List each line of the data in which the string "What" appears.

Dataset rows about figures
============
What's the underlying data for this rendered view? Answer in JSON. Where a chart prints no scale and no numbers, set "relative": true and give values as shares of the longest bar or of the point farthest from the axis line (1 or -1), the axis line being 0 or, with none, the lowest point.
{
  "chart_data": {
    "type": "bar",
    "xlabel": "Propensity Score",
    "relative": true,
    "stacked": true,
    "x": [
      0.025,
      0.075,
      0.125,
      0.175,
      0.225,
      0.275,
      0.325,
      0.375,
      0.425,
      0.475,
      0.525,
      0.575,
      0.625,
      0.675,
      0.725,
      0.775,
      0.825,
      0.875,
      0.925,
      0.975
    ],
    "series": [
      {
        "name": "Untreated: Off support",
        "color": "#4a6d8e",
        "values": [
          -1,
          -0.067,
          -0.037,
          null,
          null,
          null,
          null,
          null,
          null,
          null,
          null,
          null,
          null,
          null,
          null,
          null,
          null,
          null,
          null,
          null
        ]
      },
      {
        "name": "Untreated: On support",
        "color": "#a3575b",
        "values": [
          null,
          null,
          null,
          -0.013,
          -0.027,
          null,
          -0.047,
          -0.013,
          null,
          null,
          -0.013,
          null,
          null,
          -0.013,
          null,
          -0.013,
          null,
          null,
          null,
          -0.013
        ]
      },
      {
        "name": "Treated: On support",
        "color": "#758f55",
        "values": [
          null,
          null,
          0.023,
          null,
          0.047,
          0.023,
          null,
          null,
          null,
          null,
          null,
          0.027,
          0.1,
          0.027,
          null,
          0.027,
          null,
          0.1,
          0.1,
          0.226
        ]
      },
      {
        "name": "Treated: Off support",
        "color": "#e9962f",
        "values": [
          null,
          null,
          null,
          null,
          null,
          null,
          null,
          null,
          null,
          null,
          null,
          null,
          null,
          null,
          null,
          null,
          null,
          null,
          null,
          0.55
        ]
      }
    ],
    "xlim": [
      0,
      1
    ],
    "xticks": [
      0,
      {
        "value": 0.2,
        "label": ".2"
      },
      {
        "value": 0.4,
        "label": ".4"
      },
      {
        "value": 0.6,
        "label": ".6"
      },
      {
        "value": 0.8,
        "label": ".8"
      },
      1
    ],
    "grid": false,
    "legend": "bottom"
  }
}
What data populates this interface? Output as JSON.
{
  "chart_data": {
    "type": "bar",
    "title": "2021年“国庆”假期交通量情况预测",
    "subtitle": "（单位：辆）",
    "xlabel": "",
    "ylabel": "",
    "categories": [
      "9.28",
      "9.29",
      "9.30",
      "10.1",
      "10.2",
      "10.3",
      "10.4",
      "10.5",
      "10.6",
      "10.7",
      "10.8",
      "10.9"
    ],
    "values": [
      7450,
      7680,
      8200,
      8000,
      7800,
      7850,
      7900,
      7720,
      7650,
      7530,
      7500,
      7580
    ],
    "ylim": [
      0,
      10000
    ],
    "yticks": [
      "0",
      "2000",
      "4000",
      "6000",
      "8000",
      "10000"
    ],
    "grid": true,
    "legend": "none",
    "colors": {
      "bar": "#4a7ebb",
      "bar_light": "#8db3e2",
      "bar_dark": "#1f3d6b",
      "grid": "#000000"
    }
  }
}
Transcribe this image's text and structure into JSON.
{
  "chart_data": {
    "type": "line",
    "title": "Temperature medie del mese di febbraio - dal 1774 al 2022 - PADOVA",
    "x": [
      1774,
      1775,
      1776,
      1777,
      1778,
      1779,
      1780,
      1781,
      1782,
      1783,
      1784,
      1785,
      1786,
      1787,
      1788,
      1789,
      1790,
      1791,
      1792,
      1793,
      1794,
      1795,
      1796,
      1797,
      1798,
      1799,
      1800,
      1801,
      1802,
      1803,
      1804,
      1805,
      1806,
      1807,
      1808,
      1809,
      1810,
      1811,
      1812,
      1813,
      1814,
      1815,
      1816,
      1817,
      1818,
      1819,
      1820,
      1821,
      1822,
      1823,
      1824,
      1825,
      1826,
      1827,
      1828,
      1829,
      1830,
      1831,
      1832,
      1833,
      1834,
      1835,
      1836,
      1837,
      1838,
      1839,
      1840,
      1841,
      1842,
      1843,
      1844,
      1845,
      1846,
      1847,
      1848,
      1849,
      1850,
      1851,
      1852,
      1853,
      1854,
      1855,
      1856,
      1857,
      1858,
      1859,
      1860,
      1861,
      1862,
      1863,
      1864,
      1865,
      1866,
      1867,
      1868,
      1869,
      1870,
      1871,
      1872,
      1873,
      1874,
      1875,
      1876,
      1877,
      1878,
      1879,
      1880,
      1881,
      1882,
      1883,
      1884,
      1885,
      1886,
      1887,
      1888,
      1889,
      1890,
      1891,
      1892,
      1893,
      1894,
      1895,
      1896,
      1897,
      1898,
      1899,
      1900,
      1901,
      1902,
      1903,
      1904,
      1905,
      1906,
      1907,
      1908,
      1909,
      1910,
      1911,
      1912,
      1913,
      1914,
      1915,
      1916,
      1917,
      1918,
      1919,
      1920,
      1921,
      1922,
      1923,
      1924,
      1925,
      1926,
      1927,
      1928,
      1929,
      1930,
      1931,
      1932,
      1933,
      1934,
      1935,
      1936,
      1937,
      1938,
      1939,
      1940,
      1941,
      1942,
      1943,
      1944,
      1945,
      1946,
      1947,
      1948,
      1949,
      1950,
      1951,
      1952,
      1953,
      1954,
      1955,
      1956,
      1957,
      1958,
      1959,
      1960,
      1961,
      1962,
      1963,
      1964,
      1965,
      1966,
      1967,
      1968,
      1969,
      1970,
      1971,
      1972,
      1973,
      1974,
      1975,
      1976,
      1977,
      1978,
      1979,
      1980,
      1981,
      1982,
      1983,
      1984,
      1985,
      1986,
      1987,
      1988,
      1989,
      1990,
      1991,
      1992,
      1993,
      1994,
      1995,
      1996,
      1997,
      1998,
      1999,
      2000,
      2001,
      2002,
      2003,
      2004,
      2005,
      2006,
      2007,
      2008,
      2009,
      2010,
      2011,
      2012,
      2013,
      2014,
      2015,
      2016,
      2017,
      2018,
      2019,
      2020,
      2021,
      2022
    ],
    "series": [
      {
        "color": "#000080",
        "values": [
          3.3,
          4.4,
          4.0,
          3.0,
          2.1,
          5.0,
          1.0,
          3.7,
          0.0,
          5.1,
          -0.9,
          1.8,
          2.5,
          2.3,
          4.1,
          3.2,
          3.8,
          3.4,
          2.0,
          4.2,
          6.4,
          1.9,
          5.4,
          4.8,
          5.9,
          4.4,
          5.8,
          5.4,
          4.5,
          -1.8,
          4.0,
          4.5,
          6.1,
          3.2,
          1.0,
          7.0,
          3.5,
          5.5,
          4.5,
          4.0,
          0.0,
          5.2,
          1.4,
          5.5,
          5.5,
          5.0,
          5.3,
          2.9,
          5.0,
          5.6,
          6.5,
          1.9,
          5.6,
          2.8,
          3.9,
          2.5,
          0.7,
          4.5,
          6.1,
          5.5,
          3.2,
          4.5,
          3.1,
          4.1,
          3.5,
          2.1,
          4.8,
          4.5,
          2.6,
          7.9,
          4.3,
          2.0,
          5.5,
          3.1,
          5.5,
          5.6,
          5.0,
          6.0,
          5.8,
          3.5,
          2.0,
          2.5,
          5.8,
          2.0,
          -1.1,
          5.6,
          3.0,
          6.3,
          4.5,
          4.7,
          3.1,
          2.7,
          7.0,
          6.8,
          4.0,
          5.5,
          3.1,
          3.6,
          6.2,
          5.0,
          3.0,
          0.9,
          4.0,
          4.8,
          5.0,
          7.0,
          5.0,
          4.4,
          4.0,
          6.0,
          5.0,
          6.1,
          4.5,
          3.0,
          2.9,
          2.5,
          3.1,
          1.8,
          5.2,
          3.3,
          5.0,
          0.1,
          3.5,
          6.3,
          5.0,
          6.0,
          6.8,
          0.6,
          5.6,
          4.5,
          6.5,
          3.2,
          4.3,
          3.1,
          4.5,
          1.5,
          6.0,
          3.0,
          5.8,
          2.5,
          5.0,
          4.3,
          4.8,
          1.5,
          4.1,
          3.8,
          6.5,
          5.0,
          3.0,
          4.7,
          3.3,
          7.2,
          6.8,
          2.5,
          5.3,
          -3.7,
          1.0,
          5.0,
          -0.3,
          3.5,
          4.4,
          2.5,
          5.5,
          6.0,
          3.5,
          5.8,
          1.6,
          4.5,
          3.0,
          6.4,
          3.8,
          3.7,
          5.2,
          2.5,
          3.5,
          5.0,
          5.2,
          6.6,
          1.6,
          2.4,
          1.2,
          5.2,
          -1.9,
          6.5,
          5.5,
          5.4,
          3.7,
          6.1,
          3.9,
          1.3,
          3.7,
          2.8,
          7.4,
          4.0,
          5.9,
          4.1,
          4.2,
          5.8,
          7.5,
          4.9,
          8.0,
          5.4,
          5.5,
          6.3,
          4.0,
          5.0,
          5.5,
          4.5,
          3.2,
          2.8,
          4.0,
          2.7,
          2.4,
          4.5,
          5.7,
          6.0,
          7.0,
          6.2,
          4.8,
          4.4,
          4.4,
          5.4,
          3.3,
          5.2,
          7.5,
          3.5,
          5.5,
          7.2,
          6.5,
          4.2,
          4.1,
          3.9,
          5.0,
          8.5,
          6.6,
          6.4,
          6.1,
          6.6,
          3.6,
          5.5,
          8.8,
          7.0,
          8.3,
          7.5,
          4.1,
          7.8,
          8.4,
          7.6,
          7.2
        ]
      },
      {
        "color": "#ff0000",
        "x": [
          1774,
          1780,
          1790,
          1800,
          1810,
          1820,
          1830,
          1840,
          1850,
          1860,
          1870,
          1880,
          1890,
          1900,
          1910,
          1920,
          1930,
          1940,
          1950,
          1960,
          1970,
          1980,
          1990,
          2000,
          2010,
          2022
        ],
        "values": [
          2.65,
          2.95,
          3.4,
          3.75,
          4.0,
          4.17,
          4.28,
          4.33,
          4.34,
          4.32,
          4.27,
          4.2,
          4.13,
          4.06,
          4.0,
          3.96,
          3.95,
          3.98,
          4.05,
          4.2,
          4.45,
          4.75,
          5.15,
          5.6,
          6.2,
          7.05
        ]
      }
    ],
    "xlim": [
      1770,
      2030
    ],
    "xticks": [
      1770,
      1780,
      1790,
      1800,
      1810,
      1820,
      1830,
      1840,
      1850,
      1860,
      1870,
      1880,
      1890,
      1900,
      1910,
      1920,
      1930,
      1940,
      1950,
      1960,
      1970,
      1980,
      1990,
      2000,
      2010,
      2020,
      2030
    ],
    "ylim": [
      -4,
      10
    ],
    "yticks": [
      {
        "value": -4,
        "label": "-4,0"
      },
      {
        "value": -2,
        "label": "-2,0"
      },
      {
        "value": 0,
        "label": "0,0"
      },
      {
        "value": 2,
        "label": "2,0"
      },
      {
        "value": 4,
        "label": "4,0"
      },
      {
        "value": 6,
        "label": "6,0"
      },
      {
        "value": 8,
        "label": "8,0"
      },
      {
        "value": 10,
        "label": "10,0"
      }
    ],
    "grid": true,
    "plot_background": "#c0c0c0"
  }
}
============
**Correct output:**
What's the underlying data for this rendered view? Answer in JSON. Where a chart prints no scale and no numbers, set "relative": true and give values as shares of the longest bar or of the point farthest from the axis line (1 or -1), the axis line being 0 or, with none, the lowest point.
What data populates this interface? Output as JSON.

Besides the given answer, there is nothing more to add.